● **THE EXERCISE**: What is the count of lines in the listing below that hold the string "JSON"? Reply with that number alone.
#### PROVIDED DATA
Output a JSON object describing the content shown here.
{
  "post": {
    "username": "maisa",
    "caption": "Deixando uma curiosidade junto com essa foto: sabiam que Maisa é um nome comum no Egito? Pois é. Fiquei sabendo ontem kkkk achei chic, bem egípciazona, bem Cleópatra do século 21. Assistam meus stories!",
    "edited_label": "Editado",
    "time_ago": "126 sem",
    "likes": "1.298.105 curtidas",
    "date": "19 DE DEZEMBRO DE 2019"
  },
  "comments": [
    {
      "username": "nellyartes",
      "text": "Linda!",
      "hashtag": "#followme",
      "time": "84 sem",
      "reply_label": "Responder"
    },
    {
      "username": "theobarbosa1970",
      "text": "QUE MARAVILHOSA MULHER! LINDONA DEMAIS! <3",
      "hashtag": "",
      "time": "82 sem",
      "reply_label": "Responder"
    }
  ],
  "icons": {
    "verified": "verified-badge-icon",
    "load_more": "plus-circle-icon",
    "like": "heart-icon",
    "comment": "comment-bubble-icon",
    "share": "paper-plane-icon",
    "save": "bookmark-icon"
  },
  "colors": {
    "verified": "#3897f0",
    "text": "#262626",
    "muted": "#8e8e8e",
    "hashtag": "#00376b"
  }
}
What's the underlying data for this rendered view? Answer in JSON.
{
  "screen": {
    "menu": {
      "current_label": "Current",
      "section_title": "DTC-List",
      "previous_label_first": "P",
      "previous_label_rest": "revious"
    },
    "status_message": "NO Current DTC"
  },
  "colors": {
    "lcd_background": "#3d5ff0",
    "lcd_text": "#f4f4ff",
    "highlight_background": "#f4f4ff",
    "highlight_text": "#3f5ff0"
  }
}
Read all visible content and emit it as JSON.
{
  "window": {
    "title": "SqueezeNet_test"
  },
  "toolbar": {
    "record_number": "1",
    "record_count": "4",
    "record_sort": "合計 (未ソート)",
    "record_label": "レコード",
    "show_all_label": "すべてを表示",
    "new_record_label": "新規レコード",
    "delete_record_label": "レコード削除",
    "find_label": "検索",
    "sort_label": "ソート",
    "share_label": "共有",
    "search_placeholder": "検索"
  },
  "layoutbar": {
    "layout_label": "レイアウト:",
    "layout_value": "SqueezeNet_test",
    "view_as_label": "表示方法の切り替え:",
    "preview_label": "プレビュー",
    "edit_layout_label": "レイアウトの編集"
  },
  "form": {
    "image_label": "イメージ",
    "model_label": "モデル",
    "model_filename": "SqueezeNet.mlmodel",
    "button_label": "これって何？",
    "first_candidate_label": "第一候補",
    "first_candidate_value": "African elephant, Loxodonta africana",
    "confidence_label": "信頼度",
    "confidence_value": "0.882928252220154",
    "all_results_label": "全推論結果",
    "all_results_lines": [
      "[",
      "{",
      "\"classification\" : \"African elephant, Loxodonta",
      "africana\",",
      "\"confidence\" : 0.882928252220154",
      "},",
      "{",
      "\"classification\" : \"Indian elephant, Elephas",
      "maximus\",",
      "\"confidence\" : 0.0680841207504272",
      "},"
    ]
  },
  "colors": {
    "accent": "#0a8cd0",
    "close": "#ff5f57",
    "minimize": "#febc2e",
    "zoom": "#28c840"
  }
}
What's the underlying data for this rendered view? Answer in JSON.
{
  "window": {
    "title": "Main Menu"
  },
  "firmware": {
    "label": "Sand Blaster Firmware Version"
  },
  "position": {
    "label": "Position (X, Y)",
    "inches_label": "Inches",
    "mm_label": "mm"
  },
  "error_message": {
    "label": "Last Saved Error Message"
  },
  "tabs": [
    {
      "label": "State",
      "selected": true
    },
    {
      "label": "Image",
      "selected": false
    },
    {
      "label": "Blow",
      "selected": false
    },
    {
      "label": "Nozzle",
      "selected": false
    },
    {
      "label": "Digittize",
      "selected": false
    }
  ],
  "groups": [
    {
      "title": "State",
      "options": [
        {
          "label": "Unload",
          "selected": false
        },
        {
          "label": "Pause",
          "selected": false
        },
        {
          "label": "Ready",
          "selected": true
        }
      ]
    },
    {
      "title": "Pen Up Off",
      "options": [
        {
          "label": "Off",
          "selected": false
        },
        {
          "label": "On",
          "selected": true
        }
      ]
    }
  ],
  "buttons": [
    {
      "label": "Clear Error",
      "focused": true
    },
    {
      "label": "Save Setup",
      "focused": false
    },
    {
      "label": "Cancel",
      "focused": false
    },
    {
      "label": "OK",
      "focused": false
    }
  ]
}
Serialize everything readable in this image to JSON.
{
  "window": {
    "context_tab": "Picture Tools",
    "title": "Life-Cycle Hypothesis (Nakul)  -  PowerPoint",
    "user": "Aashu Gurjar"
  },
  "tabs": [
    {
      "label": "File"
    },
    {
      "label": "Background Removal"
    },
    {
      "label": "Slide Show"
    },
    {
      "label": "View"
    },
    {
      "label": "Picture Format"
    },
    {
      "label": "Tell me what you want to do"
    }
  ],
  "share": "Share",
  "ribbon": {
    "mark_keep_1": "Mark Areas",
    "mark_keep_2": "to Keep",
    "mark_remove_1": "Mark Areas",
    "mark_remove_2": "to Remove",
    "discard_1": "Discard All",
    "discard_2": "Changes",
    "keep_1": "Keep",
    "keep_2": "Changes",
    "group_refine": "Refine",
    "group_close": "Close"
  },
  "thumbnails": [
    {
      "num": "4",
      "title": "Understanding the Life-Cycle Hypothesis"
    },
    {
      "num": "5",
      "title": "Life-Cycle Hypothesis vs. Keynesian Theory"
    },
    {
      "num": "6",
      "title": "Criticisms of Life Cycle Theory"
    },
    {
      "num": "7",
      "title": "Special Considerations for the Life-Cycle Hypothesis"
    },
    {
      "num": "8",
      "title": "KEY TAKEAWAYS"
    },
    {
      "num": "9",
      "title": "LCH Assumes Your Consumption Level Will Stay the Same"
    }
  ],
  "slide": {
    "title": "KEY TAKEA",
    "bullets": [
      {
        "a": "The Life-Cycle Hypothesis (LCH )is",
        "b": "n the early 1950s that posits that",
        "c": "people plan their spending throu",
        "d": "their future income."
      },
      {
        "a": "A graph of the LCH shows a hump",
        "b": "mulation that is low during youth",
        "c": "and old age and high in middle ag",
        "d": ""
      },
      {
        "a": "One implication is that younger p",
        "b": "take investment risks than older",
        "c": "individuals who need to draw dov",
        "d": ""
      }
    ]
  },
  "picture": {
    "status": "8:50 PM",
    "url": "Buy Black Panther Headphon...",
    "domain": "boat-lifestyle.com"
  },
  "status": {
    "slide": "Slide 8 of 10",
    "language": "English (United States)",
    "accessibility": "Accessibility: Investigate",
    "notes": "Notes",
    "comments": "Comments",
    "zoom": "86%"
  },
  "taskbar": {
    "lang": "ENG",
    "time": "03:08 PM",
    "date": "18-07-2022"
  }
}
########
● **RESULT OF THE EXERCISE**: 5